OBJECTIVE
Copy the entries below exactly. Images do not belong in the copy.
# start of AVAILABLE RECORDS
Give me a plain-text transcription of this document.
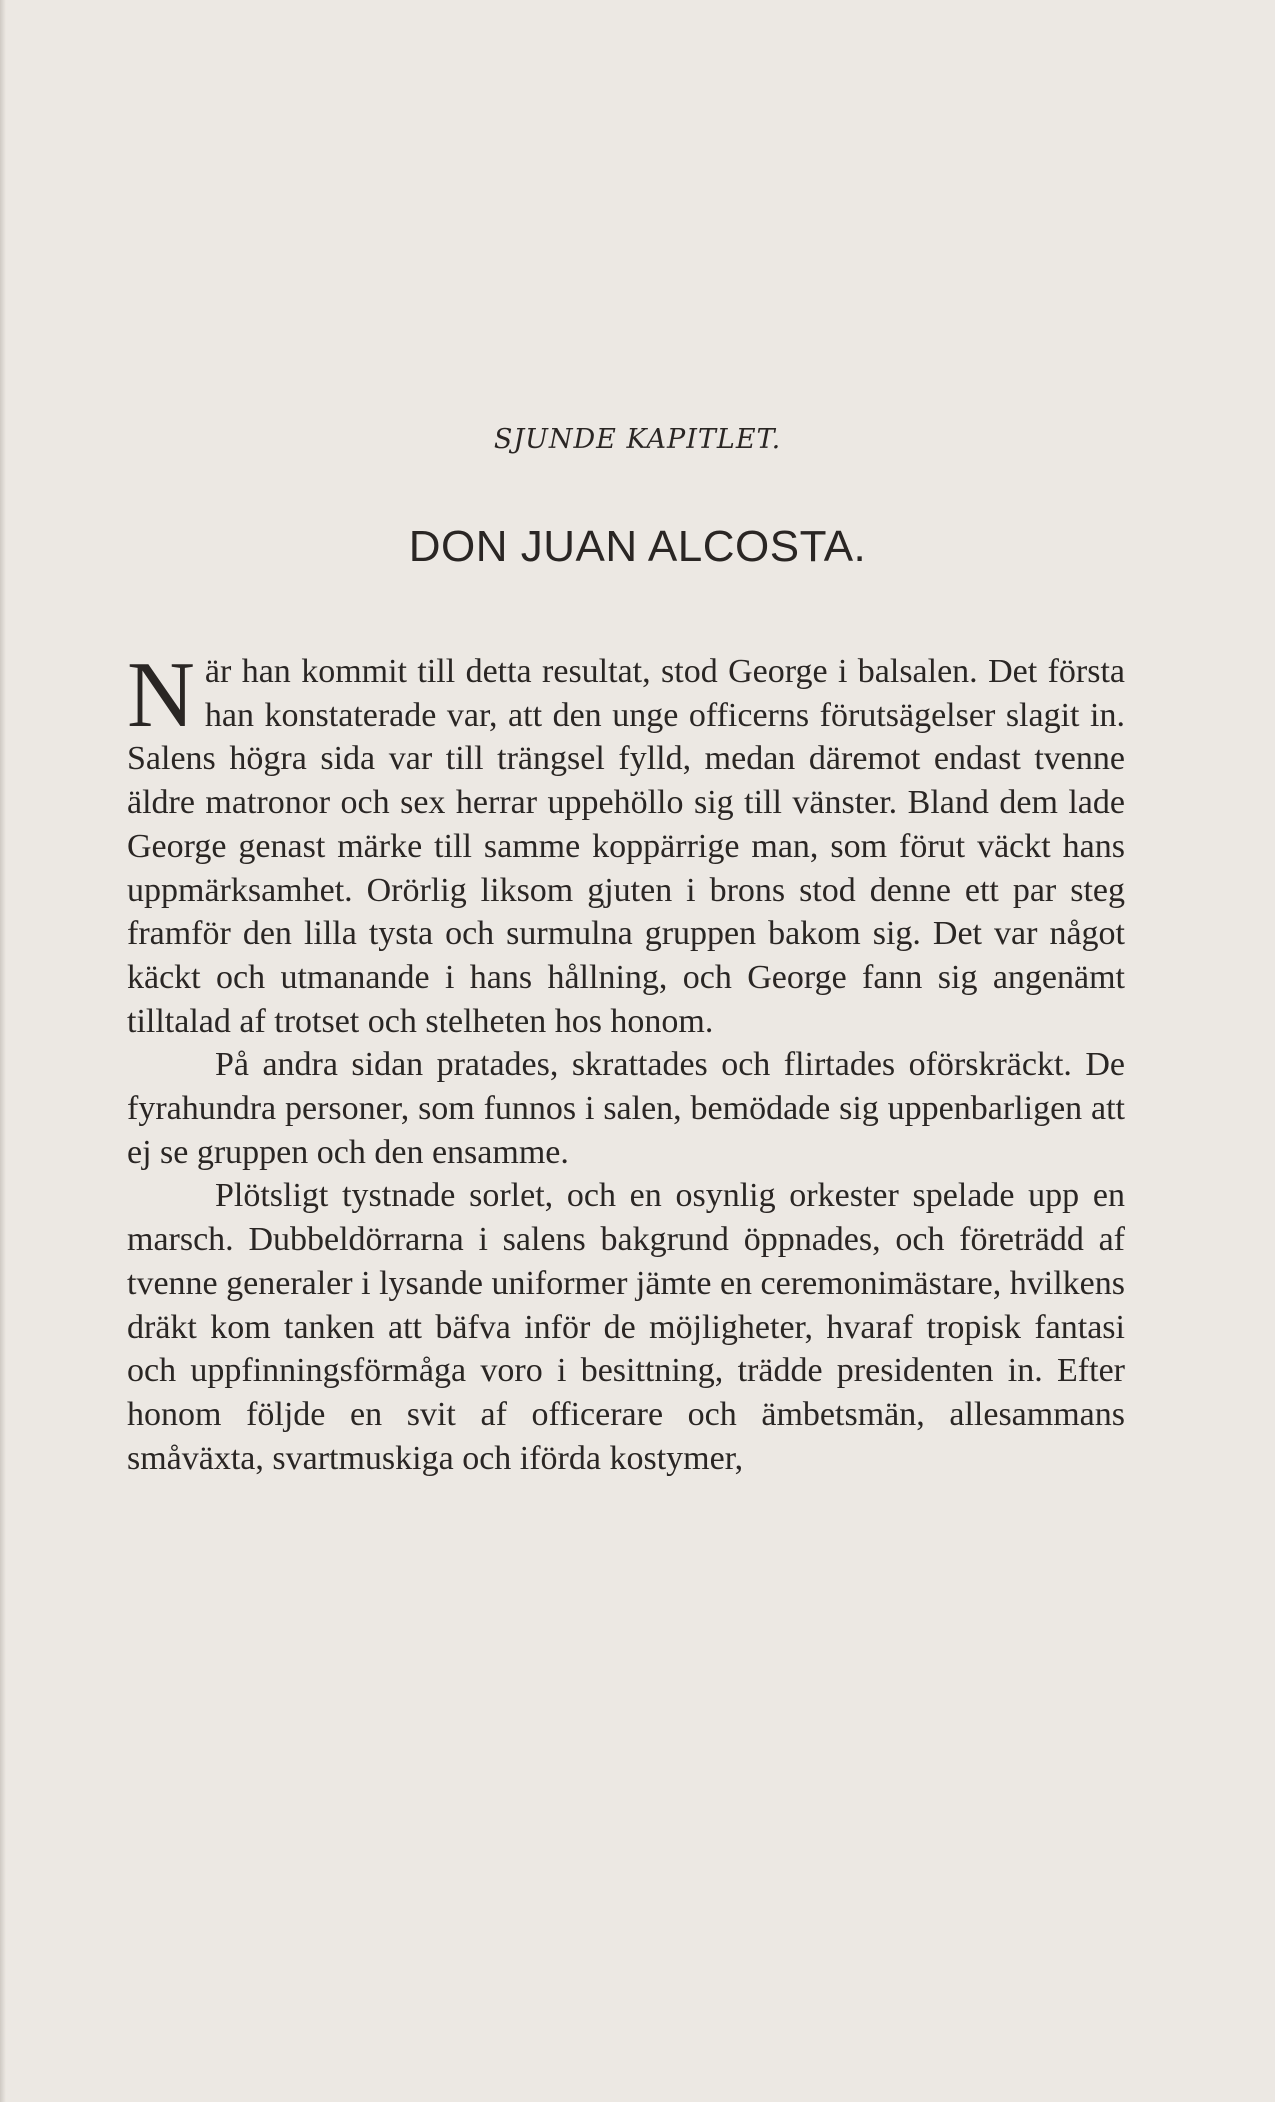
SJUNDE KAPITLET.
DON JUAN ALCOSTA.

När han kommit till detta resultat, stod George i balsalen. Det första han konstaterade var, att den unge officerns förutsägelser slagit in. Salens högra sida var till trängsel fylld, medan däremot endast tvenne äldre matronor och sex herrar uppehöllo sig till vänster. Bland dem lade George genast märke till samme koppärrige man, som förut väckt hans uppmärksamhet. Orörlig liksom gjuten i brons stod denne ett par steg framför den lilla tysta och surmulna gruppen bakom sig. Det var något käckt och utmanande i hans hållning, och George fann sig angenämt tilltalad af trotset och stelheten hos honom.

På andra sidan pratades, skrattades och flirtades oförskräckt. De fyrahundra personer, som funnos i salen, bemödade sig uppenbarligen att ej se gruppen och den ensamme.

Plötsligt tystnade sorlet, och en osynlig orkester spelade upp en marsch. Dubbeldörrarna i salens bakgrund öppnades, och företrädd af tvenne generaler i lysande uniformer jämte en ceremonimästare, hvilkens dräkt kom tanken att bäfva inför de möjligheter, hvaraf tropisk fantasi och uppfinningsförmåga voro i besittning, trädde presidenten in. Efter honom följde en svit af officerare och ämbetsmän, allesammans småväxta, svartmuskiga och iförda kostymer,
# end of AVAILABLE RECORDS
SOLVED EXERCISE
Give me a plain-text transcription of this document.
SJUNDE KAPITLET.
DON JUAN ALCOSTA.

När han kommit till detta resultat, stod George i balsalen. Det första han konstaterade var, att den unge officerns förutsägelser slagit in. Salens högra sida var till trängsel fylld, medan däremot endast tvenne äldre matronor och sex herrar uppehöllo sig till vänster. Bland dem lade George genast märke till samme koppärrige man, som förut väckt hans uppmärksamhet. Orörlig liksom gjuten i brons stod denne ett par steg framför den lilla tysta och surmulna gruppen bakom sig. Det var något käckt och utmanande i hans hållning, och George fann sig angenämt tilltalad af trotset och stelheten hos honom.

På andra sidan pratades, skrattades och flirtades oförskräckt. De fyrahundra personer, som funnos i salen, bemödade sig uppenbarligen att ej se gruppen och den ensamme.

Plötsligt tystnade sorlet, och en osynlig orkester spelade upp en marsch. Dubbeldörrarna i salens bakgrund öppnades, och företrädd af tvenne generaler i lysande uniformer jämte en ceremonimästare, hvilkens dräkt kom tanken att bäfva inför de möjligheter, hvaraf tropisk fantasi och uppfinningsförmåga voro i besittning, trädde presidenten in. Efter honom följde en svit af officerare och ämbetsmän, allesammans småväxta, svartmuskiga och iförda kostymer,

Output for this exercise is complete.